- EXTRACTED TEXT -

Therefore, understanding the role of finances is important, but understanding the behavior behind finances is equally important. It is not enough that you look at the role of money as being a significant factor in life more than looking at why you continue to lose money every month. Think about these questions:
- Why do you not have the necessary emergency savings fund?
- Why isn’t creating an emergency savings fund a requirement?
- Why do we struggle to make managing our finances central to everyday living?
These are merely three questions that suggest more about thinking ahead than thinking in the present. There are some people who think ahead. For example, there were some people who were not affected by the recent financial recession or the pandemic. These people do not have to be rich.
They can be people who simply had assets that they could leverage. They have a one-year, two-year, and/or three-year savings fund. They had a thrift savings plan, investments, and/or any financial instrument that could carry them through a financial trouble. They understood the impact of financial instability and how best to create prevention measures through saving. You do not have to be rich to be financially prepared.
Therefore, if you are still struggling financially, and you have been circling the arena of financial instability, then it is time that you pick up your tent. This means that you must assess how you created the tent of financial instability, which is a type of setback, and design strategies to exit that tent, which is a type of overcoming.
For example, if you struggle to pay your credit cards every month, depending on the number of credit cards you may have, it might be best simply to work with one to three (1 to 3) credit cards than to possess five to 10. You might also need to change your thinking about the quantity of credit cards to focus on your ability to pay the full balance of each card every month.
If you can only faithfully achieve that goal with two (2) credit cards, then pay down and pay off the other cards and stick with the two. This way you will not have running and high balances, you will maintain a habit of paying the full balance of your credit cards at the end of the month, and you will be better able to assess whether dealing with any credit cards at all is feasible for the current season in your life.
In other words, if paying off credit cards at the end of the month is bothersome, then you just may not be made for credit card use. It may not be something that challenges and encourages you, and you may need to keep one (1) so you can maintain your credit score than to engage the credit card market only to feel stressed at the end of each month when the credit card bill comes due.
Not everyone is built for credit card use. Some people truly like to pay their bills at the end of the month, and they do not like to have running balances or debt of any kind. Some people like to pay strictly with cash. Some people value a mortgage loan as having good debt, and that is enough for them. Some people would rather have investments.

Data items:

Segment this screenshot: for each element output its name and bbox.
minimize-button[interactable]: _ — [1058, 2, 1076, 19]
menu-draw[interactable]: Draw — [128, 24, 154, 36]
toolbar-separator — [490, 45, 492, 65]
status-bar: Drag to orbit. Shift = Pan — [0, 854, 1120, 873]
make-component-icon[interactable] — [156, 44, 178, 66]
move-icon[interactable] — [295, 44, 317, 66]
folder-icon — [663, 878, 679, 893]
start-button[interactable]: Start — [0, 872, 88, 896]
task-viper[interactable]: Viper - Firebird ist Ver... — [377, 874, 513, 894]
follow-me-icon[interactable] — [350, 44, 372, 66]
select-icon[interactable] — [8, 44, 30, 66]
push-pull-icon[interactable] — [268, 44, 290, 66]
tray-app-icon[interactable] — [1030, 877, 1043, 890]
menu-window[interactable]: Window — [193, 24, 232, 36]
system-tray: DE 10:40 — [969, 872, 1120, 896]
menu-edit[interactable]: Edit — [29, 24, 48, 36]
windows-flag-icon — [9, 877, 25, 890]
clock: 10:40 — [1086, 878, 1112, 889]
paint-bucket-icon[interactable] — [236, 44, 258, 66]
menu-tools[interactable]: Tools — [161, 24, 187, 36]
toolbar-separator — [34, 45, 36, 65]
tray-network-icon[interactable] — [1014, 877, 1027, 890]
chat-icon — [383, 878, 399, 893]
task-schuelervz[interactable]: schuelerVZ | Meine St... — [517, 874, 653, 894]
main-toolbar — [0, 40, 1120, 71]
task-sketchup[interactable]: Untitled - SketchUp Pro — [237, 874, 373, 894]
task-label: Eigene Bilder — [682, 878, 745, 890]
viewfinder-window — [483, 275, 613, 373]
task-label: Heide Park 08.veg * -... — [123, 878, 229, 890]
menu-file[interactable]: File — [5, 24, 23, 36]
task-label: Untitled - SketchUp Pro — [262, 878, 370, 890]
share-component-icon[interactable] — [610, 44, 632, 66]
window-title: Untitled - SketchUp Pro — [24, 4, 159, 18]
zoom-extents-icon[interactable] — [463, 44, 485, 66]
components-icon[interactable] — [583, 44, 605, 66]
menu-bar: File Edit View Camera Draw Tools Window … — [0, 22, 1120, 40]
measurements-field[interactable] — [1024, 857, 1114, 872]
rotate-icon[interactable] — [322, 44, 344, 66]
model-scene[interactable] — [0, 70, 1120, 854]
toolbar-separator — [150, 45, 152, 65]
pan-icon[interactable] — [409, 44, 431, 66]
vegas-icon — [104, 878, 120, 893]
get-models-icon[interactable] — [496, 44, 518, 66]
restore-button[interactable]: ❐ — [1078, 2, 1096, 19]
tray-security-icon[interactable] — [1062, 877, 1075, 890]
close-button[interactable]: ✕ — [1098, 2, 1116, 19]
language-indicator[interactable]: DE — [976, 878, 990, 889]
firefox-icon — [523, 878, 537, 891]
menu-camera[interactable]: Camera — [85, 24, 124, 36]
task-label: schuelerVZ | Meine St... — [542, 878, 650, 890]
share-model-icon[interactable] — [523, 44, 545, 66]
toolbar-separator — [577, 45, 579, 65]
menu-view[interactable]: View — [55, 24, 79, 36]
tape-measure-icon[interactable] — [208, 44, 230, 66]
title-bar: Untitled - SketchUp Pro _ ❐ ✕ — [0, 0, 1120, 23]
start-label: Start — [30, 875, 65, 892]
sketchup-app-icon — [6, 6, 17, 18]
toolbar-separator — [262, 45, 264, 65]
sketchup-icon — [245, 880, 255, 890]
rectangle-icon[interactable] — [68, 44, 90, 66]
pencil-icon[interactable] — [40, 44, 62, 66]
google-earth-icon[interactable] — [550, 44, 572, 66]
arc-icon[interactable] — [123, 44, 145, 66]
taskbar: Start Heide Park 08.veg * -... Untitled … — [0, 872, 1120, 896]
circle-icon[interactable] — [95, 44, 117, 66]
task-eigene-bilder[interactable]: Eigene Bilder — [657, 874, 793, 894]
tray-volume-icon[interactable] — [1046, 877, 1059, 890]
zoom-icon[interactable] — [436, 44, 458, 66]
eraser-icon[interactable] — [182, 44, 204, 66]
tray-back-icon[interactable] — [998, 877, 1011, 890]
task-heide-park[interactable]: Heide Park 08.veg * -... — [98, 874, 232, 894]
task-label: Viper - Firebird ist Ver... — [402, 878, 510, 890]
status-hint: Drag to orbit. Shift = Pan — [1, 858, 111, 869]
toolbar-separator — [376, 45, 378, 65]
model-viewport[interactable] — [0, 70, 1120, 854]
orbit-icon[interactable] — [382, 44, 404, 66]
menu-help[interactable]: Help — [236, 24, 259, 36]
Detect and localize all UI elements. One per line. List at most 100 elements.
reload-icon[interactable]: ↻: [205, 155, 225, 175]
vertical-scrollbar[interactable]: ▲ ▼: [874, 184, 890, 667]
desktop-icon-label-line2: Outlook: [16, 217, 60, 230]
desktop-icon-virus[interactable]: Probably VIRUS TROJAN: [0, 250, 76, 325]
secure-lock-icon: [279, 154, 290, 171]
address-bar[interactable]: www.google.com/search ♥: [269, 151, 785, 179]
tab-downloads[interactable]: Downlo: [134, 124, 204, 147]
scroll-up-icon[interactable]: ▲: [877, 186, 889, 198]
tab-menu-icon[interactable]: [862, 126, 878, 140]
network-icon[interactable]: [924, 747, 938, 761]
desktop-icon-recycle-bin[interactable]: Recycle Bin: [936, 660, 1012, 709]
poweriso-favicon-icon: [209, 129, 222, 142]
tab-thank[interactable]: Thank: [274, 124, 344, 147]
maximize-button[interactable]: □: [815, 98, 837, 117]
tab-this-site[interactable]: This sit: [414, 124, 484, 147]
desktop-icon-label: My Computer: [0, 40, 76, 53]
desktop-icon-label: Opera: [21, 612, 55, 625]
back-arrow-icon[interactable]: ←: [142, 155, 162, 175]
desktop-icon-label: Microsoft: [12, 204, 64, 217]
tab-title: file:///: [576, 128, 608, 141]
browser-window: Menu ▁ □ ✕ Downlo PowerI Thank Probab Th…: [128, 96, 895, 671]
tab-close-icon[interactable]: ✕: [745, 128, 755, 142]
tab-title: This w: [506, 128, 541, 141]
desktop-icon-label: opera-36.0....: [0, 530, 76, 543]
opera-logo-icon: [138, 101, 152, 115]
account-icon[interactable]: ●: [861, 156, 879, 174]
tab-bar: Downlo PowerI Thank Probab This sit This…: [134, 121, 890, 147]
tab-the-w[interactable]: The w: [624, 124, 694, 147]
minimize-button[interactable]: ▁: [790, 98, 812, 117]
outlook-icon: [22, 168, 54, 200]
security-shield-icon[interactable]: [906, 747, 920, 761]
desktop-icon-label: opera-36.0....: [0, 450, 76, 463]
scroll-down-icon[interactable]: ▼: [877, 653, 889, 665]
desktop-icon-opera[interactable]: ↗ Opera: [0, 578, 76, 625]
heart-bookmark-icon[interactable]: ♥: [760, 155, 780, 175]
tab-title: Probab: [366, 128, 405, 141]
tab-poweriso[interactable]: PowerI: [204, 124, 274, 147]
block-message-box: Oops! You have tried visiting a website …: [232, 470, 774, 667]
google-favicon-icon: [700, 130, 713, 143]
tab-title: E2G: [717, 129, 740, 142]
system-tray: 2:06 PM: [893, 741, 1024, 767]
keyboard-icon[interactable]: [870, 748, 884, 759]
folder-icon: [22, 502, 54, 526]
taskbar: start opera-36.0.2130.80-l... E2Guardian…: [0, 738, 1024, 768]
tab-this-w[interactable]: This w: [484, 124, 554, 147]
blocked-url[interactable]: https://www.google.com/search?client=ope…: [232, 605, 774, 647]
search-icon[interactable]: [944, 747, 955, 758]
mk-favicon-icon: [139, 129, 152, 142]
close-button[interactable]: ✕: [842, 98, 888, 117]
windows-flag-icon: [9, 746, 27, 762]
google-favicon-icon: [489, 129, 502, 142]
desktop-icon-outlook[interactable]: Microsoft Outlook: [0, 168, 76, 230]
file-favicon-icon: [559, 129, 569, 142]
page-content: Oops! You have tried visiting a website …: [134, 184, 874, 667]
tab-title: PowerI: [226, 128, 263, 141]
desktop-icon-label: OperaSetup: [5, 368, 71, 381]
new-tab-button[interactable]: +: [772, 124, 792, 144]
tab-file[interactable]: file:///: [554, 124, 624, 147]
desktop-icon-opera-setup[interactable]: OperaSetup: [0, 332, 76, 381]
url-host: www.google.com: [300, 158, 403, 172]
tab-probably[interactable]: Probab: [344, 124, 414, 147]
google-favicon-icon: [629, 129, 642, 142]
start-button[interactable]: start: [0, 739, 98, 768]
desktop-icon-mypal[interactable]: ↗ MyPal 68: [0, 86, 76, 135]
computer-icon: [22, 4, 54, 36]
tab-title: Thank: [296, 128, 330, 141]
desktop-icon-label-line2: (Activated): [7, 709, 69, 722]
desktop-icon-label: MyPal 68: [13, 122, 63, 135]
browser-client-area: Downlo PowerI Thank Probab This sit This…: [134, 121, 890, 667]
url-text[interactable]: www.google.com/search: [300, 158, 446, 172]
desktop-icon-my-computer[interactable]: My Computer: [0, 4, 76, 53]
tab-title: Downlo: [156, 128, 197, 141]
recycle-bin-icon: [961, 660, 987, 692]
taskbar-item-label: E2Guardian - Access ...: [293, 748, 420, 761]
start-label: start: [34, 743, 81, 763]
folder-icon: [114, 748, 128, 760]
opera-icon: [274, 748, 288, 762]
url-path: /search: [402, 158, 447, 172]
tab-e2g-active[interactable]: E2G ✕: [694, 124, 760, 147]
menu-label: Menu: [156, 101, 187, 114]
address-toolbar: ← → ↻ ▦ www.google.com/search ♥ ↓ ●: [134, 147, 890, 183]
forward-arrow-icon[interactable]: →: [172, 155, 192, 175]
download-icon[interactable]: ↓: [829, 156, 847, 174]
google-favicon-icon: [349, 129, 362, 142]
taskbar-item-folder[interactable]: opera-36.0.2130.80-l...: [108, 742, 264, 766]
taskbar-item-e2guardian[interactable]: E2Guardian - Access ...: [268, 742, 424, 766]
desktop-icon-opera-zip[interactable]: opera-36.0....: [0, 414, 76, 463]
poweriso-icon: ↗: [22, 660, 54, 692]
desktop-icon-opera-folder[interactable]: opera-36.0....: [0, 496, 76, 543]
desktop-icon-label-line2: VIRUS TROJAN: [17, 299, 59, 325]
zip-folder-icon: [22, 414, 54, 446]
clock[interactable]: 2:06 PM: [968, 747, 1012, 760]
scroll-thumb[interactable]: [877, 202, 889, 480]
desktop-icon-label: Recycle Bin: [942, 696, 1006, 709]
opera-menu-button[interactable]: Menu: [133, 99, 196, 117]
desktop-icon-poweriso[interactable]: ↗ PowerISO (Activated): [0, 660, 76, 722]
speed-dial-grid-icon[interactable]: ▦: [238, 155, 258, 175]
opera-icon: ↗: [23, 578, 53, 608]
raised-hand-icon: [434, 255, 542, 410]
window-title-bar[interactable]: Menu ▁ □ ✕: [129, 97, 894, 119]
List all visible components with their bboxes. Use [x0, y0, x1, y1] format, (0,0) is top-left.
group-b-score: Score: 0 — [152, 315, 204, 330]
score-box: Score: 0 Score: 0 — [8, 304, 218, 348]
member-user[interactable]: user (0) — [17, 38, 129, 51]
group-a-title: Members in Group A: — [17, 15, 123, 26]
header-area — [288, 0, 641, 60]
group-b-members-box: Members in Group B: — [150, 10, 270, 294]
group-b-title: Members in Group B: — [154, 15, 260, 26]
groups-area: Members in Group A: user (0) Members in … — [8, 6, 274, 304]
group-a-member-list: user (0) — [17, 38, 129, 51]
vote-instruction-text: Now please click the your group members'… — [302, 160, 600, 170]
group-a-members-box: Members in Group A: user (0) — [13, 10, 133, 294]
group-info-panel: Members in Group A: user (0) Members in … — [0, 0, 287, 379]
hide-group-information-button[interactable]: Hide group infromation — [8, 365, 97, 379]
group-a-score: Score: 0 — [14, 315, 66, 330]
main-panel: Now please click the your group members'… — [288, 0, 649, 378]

- ACTIVITY A -
According to the personal finance passage, how many credit cards might it be best to work with rather than holding five to 10?
- ACTIVITY B -
Please carry on the personal finance passage from its last sentence, keeping its voice and advice.

- FINAL ANSWER A -
One to three (1 to 3) credit cards.

- FINAL ANSWER B -
You have to determine what works for you, but living in the tent of financial instability will push you into the arena of asking for milk, bread, and any other food item just because you did not plan. The milk and bread turns into asking someone if you can come stay with them for awhile because you were evicted from your apartment. The milk and bread could turn into asking someone to cosign an apartment for you because you have messed up with other apartments. Lastly, the milk and bread could represent the payday or title loans you have to apply for because you do not have your rent for the next month.
These are examples of financial instability that need better resolution before you can go on to greater life battles surrounding finances. Get out of the tent of financial instability.
Ignoring instruction is not something I have consistent practice with, but it is something with which I have some familiarity. We all ignore instruction one way or the other because we do not have an understanding that instruction may come in many forms. It may come as a direct instruction, as in someone telling you what to do. It may come as a warning, as in someone telling you not to do something.
There is intuition, something we often ignore and also regret because we did not accept or receive it at the time. Then there is foresight, a kind of second eye into the future of something, understanding that it is a kind of warning we should consider. Ignoring instruction, again, comes in different forms, and we must tune our hearts and minds to discern when something is for us to recognize and heed.
All life comes by instruction. The day and time you are birthed is by instruction. Your everyday moments are by instruction. Your experiences with schooling are by instruction. The day you leave your parents’ house(s) is by instruction. All life is by instruction, and once you receive instruction, you are responsible for carrying it out. That could mean the teacher assigning math homework and telling all of you students to “show your work.”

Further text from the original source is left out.